- WRITTEN PROBLEM:
How would the short music reviews below continue? Write what comes after the last one shown.

BOXCAR SATAN/ GRAVES BROTHERS DELUXE:
Black Water Rising: Split CD
Both deal in swamp-crusted blues that sounds like it comes from a world populated by the unholy progeny of Tom Waits and the Butthole Surfers, with the Graves’ Brothers Deluxe edging out their discmates with a cover of Huey “Piano” Smith’s “Don’t You Just Know It” that straddles a fine line between genius and sacrilege. Proceeds from this go to Gulf region mental health charities. –jimmy (Dogfingers)


BOILS, THE:
The Orange and the Black: CDEP
Being Canadian, hockey has been a part of my life from day one and my team has always been the Philadelphia Flyers; the toughest of the tough. Now I have a six-song punk rock disc dedicated to my favorite hockey team! Musically, The Boils have the whole Dropkick Murphys thing going on without all the Irish in there, and the production is tight. Lots of singalong and chant type stuff that really works. I’d be very surprised if this wasn’t getting played on the loudspeakers at the arena on game night. This will also fit nicely alongside my Hanson Brothers and Two Man Advantage discs. Street punk: not just for soccer hooligans anymore! –ty (TKO)

- RECORDED DATA:
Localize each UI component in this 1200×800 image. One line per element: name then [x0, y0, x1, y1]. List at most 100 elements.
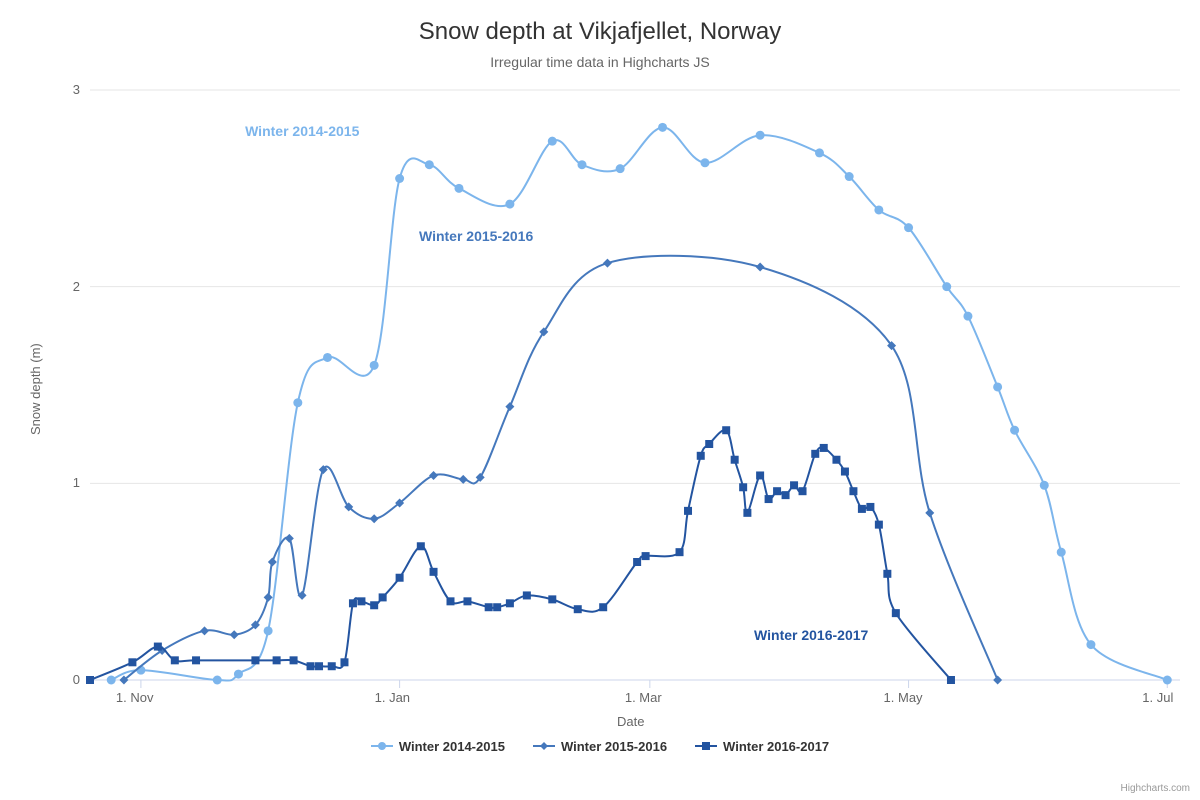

- FINAL RESULT:
BLOOD VESSELS:
Self-titled: CD
Skull art = punk rock. It’s the mathematical punk rock recipe for success, right? The tongue is bit off, the eyeballs are poppin’ out, the skull cap has exploded, leaving that big fluffy brain exposed. I take my cover art quite literally, so, to me, this means that listening to Blood Vessels’ new self titled CD on Teenage Heart Records will make your head explode, just like the dude in Scanners. It would seem that, upon further inspection of recorded material, I was sadly mistaken because all of my innards and skeletal features are intact. It’s a bummer for me to come to the realization that skull cover art doesn’t always equate to kick ass punk music. The whole system is breaking down. God damn you, Blood Vessels. –Dave Disorder (Teenage Heart)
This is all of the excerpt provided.